──────── Supplied information ────────
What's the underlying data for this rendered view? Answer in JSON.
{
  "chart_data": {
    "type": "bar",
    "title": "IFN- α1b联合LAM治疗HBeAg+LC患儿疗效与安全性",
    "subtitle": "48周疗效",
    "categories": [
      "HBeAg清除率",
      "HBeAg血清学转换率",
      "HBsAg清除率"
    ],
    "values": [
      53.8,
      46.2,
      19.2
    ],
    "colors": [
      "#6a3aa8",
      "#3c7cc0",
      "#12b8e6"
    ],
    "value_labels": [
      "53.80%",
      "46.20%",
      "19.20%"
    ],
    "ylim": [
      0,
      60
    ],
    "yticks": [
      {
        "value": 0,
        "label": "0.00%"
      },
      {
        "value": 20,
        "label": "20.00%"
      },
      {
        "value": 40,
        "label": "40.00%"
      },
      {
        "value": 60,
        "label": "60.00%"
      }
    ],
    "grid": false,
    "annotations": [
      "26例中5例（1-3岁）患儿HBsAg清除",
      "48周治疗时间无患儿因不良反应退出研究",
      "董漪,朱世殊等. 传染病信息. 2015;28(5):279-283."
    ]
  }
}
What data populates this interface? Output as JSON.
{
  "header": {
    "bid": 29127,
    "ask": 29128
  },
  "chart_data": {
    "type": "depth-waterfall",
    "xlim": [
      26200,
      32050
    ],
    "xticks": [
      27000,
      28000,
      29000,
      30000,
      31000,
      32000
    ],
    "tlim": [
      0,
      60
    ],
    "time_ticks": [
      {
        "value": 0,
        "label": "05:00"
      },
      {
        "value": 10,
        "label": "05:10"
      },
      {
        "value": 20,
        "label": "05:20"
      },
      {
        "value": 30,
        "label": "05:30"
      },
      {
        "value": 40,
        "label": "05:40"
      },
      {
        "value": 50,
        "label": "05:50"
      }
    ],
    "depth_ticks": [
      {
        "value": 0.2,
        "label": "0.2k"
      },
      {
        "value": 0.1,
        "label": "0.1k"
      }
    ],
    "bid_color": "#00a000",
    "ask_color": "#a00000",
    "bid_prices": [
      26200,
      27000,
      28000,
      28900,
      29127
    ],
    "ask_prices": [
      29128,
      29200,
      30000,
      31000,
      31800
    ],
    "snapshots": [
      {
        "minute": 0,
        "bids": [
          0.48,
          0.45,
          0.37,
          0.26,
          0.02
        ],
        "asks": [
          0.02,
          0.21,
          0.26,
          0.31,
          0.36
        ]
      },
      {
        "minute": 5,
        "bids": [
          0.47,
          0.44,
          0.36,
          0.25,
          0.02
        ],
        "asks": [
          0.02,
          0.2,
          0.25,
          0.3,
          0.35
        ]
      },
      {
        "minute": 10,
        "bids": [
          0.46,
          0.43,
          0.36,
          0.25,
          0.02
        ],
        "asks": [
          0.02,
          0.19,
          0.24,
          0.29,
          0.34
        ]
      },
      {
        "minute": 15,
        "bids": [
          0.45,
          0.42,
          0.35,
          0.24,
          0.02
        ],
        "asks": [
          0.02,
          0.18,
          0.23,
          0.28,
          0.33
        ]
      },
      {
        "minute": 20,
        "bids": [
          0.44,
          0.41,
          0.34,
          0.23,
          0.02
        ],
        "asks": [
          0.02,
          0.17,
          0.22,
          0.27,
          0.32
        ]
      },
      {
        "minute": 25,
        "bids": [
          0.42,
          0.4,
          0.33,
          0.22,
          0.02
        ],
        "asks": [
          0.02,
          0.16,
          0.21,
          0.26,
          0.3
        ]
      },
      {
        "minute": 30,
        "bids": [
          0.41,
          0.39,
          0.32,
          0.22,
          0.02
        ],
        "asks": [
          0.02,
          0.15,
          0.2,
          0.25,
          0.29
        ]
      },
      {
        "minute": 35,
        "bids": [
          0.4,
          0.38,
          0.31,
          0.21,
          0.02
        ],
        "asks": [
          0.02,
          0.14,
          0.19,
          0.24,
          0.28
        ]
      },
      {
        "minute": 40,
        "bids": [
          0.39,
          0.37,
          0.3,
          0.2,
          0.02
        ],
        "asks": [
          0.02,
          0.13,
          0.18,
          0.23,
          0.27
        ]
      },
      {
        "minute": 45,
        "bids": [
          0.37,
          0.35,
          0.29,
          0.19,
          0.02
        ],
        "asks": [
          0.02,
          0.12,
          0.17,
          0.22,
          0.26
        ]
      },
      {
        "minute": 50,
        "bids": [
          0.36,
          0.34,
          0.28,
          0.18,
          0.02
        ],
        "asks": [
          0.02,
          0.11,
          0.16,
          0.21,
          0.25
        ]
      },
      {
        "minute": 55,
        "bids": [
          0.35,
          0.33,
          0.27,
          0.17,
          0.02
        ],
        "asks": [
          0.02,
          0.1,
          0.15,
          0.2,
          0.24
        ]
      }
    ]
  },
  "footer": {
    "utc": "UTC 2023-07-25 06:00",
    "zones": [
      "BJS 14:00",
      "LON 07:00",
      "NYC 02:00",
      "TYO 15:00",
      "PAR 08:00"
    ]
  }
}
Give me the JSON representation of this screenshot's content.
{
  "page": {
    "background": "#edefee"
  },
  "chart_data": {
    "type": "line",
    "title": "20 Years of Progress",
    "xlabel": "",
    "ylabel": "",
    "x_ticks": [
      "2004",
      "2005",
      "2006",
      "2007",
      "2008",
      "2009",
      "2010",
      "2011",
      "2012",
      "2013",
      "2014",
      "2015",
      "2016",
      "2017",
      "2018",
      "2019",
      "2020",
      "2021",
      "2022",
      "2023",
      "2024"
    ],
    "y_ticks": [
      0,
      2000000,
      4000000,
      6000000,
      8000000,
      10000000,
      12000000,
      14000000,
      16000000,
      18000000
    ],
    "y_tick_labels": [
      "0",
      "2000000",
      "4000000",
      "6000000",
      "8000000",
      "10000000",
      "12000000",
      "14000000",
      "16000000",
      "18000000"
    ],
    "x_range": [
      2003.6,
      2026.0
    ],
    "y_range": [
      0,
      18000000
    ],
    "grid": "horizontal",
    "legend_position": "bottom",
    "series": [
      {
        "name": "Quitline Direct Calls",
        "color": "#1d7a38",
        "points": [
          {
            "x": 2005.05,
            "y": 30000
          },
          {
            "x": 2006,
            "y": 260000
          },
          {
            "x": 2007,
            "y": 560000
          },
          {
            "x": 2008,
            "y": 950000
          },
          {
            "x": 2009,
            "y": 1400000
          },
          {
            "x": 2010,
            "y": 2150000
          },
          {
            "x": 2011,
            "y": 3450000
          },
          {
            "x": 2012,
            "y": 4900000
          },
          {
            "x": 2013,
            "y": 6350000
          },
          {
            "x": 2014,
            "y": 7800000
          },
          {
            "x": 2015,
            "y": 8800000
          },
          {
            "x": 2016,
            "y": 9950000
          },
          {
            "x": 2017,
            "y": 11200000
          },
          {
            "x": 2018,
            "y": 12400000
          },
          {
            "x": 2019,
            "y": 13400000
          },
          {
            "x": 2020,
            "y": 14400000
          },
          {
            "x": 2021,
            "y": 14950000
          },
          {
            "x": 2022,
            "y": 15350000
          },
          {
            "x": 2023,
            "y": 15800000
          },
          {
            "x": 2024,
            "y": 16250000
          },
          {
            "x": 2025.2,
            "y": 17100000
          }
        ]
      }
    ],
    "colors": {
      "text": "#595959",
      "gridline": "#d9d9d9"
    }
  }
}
────────
- To do:
Quote the material exactly, leaving nothing out.

- Full answer:
What's the underlying data for this rendered view? Answer in JSON.
{
  "chart_data": {
    "type": "bar",
    "title": "IFN- α1b联合LAM治疗HBeAg+LC患儿疗效与安全性",
    "subtitle": "48周疗效",
    "categories": [
      "HBeAg清除率",
      "HBeAg血清学转换率",
      "HBsAg清除率"
    ],
    "values": [
      53.8,
      46.2,
      19.2
    ],
    "colors": [
      "#6a3aa8",
      "#3c7cc0",
      "#12b8e6"
    ],
    "value_labels": [
      "53.80%",
      "46.20%",
      "19.20%"
    ],
    "ylim": [
      0,
      60
    ],
    "yticks": [
      {
        "value": 0,
        "label": "0.00%"
      },
      {
        "value": 20,
        "label": "20.00%"
      },
      {
        "value": 40,
        "label": "40.00%"
      },
      {
        "value": 60,
        "label": "60.00%"
      }
    ],
    "grid": false,
    "annotations": [
      "26例中5例（1-3岁）患儿HBsAg清除",
      "48周治疗时间无患儿因不良反应退出研究",
      "董漪,朱世殊等. 传染病信息. 2015;28(5):279-283."
    ]
  }
}
What data populates this interface? Output as JSON.
{
  "header": {
    "bid": 29127,
    "ask": 29128
  },
  "chart_data": {
    "type": "depth-waterfall",
    "xlim": [
      26200,
      32050
    ],
    "xticks": [
      27000,
      28000,
      29000,
      30000,
      31000,
      32000
    ],
    "tlim": [
      0,
      60
    ],
    "time_ticks": [
      {
        "value": 0,
        "label": "05:00"
      },
      {
        "value": 10,
        "label": "05:10"
      },
      {
        "value": 20,
        "label": "05:20"
      },
      {
        "value": 30,
        "label": "05:30"
      },
      {
        "value": 40,
        "label": "05:40"
      },
      {
        "value": 50,
        "label": "05:50"
      }
    ],
    "depth_ticks": [
      {
        "value": 0.2,
        "label": "0.2k"
      },
      {
        "value": 0.1,
        "label": "0.1k"
      }
    ],
    "bid_color": "#00a000",
    "ask_color": "#a00000",
    "bid_prices": [
      26200,
      27000,
      28000,
      28900,
      29127
    ],
    "ask_prices": [
      29128,
      29200,
      30000,
      31000,
      31800
    ],
    "snapshots": [
      {
        "minute": 0,
        "bids": [
          0.48,
          0.45,
          0.37,
          0.26,
          0.02
        ],
        "asks": [
          0.02,
          0.21,
          0.26,
          0.31,
          0.36
        ]
      },
      {
        "minute": 5,
        "bids": [
          0.47,
          0.44,
          0.36,
          0.25,
          0.02
        ],
        "asks": [
          0.02,
          0.2,
          0.25,
          0.3,
          0.35
        ]
      },
      {
        "minute": 10,
        "bids": [
          0.46,
          0.43,
          0.36,
          0.25,
          0.02
        ],
        "asks": [
          0.02,
          0.19,
          0.24,
          0.29,
          0.34
        ]
      },
      {
        "minute": 15,
        "bids": [
          0.45,
          0.42,
          0.35,
          0.24,
          0.02
        ],
        "asks": [
          0.02,
          0.18,
          0.23,
          0.28,
          0.33
        ]
      },
      {
        "minute": 20,
        "bids": [
          0.44,
          0.41,
          0.34,
          0.23,
          0.02
        ],
        "asks": [
          0.02,
          0.17,
          0.22,
          0.27,
          0.32
        ]
      },
      {
        "minute": 25,
        "bids": [
          0.42,
          0.4,
          0.33,
          0.22,
          0.02
        ],
        "asks": [
          0.02,
          0.16,
          0.21,
          0.26,
          0.3
        ]
      },
      {
        "minute": 30,
        "bids": [
          0.41,
          0.39,
          0.32,
          0.22,
          0.02
        ],
        "asks": [
          0.02,
          0.15,
          0.2,
          0.25,
          0.29
        ]
      },
      {
        "minute": 35,
        "bids": [
          0.4,
          0.38,
          0.31,
          0.21,
          0.02
        ],
        "asks": [
          0.02,
          0.14,
          0.19,
          0.24,
          0.28
        ]
      },
      {
        "minute": 40,
        "bids": [
          0.39,
          0.37,
          0.3,
          0.2,
          0.02
        ],
        "asks": [
          0.02,
          0.13,
          0.18,
          0.23,
          0.27
        ]
      },
      {
        "minute": 45,
        "bids": [
          0.37,
          0.35,
          0.29,
          0.19,
          0.02
        ],
        "asks": [
          0.02,
          0.12,
          0.17,
          0.22,
          0.26
        ]
      },
      {
        "minute": 50,
        "bids": [
          0.36,
          0.34,
          0.28,
          0.18,
          0.02
        ],
        "asks": [
          0.02,
          0.11,
          0.16,
          0.21,
          0.25
        ]
      },
      {
        "minute": 55,
        "bids": [
          0.35,
          0.33,
          0.27,
          0.17,
          0.02
        ],
        "asks": [
          0.02,
          0.1,
          0.15,
          0.2,
          0.24
        ]
      }
    ]
  },
  "footer": {
    "utc": "UTC 2023-07-25 06:00",
    "zones": [
      "BJS 14:00",
      "LON 07:00",
      "NYC 02:00",
      "TYO 15:00",
      "PAR 08:00"
    ]
  }
}
Give me the JSON representation of this screenshot's content.
{
  "page": {
    "background": "#edefee"
  },
  "chart_data": {
    "type": "line",
    "title": "20 Years of Progress",
    "xlabel": "",
    "ylabel": "",
    "x_ticks": [
      "2004",
      "2005",
      "2006",
      "2007",
      "2008",
      "2009",
      "2010",
      "2011",
      "2012",
      "2013",
      "2014",
      "2015",
      "2016",
      "2017",
      "2018",
      "2019",
      "2020",
      "2021",
      "2022",
      "2023",
      "2024"
    ],
    "y_ticks": [
      0,
      2000000,
      4000000,
      6000000,
      8000000,
      10000000,
      12000000,
      14000000,
      16000000,
      18000000
    ],
    "y_tick_labels": [
      "0",
      "2000000",
      "4000000",
      "6000000",
      "8000000",
      "10000000",
      "12000000",
      "14000000",
      "16000000",
      "18000000"
    ],
    "x_range": [
      2003.6,
      2026.0
    ],
    "y_range": [
      0,
      18000000
    ],
    "grid": "horizontal",
    "legend_position": "bottom",
    "series": [
      {
        "name": "Quitline Direct Calls",
        "color": "#1d7a38",
        "points": [
          {
            "x": 2005.05,
            "y": 30000
          },
          {
            "x": 2006,
            "y": 260000
          },
          {
            "x": 2007,
            "y": 560000
          },
          {
            "x": 2008,
            "y": 950000
          },
          {
            "x": 2009,
            "y": 1400000
          },
          {
            "x": 2010,
            "y": 2150000
          },
          {
            "x": 2011,
            "y": 3450000
          },
          {
            "x": 2012,
            "y": 4900000
          },
          {
            "x": 2013,
            "y": 6350000
          },
          {
            "x": 2014,
            "y": 7800000
          },
          {
            "x": 2015,
            "y": 8800000
          },
          {
            "x": 2016,
            "y": 9950000
          },
          {
            "x": 2017,
            "y": 11200000
          },
          {
            "x": 2018,
            "y": 12400000
          },
          {
            "x": 2019,
            "y": 13400000
          },
          {
            "x": 2020,
            "y": 14400000
          },
          {
            "x": 2021,
            "y": 14950000
          },
          {
            "x": 2022,
            "y": 15350000
          },
          {
            "x": 2023,
            "y": 15800000
          },
          {
            "x": 2024,
            "y": 16250000
          },
          {
            "x": 2025.2,
            "y": 17100000
          }
        ]
      }
    ],
    "colors": {
      "text": "#595959",
      "gridline": "#d9d9d9"
    }
  }
}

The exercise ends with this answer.